____ Exercise data

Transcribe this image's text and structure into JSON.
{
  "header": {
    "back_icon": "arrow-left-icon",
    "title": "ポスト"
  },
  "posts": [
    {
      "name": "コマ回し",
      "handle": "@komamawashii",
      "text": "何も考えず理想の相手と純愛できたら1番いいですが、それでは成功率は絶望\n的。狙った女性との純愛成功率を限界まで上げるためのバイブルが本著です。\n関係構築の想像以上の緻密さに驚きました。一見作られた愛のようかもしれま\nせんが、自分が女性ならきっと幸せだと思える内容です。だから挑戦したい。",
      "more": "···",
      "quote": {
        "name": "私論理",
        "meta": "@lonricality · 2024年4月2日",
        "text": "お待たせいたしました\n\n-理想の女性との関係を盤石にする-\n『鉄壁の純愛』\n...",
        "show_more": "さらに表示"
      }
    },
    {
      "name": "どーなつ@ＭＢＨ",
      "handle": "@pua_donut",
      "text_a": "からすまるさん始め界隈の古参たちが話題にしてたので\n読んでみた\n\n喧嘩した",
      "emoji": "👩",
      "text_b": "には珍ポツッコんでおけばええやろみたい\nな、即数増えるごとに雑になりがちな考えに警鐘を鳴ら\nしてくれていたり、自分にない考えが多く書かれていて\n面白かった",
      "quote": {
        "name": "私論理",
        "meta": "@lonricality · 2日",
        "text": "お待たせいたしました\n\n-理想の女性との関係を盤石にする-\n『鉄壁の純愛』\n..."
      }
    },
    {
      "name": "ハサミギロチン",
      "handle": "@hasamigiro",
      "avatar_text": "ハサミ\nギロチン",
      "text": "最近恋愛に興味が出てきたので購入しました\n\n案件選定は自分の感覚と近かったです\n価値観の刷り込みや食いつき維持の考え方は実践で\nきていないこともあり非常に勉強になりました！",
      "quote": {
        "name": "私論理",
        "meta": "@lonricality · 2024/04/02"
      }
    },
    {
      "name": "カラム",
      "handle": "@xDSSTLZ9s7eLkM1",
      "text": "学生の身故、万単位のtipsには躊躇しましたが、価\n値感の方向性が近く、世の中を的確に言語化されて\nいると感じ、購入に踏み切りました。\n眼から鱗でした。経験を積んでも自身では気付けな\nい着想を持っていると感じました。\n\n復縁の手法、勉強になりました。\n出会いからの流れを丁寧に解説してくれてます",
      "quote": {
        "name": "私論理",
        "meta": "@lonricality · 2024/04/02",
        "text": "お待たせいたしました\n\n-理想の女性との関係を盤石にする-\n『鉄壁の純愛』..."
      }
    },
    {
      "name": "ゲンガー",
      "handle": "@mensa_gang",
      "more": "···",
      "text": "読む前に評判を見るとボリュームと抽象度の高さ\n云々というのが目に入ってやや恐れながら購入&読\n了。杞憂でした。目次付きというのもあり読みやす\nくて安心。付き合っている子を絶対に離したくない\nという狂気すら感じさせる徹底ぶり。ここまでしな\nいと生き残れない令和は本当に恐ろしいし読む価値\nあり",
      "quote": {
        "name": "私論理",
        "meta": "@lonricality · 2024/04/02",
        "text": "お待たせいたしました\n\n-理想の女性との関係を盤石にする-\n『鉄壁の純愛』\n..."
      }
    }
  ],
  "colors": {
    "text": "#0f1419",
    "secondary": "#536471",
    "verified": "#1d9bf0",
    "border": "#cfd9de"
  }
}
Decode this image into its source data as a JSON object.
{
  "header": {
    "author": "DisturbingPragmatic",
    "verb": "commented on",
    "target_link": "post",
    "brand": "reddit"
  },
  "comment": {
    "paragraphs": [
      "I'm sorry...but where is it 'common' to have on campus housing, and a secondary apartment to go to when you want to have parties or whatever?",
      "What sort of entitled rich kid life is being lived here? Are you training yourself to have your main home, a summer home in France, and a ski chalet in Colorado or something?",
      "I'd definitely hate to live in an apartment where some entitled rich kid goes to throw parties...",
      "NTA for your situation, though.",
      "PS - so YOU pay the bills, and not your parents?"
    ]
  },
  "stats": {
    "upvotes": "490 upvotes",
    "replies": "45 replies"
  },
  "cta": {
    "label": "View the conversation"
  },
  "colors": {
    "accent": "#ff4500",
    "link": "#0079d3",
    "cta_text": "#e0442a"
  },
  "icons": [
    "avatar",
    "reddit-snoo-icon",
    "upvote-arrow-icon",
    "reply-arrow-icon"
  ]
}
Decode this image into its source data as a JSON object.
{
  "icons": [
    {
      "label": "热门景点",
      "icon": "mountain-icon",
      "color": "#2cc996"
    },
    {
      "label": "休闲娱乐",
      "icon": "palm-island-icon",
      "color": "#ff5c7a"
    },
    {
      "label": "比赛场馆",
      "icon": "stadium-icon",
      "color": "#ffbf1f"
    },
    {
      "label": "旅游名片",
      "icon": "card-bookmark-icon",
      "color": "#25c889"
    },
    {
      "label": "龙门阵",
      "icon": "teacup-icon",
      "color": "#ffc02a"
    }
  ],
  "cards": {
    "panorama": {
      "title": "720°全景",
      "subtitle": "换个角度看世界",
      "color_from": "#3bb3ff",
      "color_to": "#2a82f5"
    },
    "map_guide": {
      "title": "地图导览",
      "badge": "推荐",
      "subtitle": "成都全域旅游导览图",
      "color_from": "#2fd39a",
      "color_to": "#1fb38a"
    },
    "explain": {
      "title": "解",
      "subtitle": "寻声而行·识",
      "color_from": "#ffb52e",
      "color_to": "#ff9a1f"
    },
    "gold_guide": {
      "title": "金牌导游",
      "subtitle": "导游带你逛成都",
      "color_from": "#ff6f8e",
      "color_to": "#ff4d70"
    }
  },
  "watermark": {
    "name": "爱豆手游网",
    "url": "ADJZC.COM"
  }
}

________

• Goal of the exercise:
Whenever "your" turns up in a line, pick that line out.

• The result:
      "What sort of entitled rich kid life is being lived here? Are you training yourself to have your main home, a summer home in France, and a ski chalet in Colorado or something?",
      "NTA for your situation, though.",
      "PS - so YOU pay the bills, and not your parents?"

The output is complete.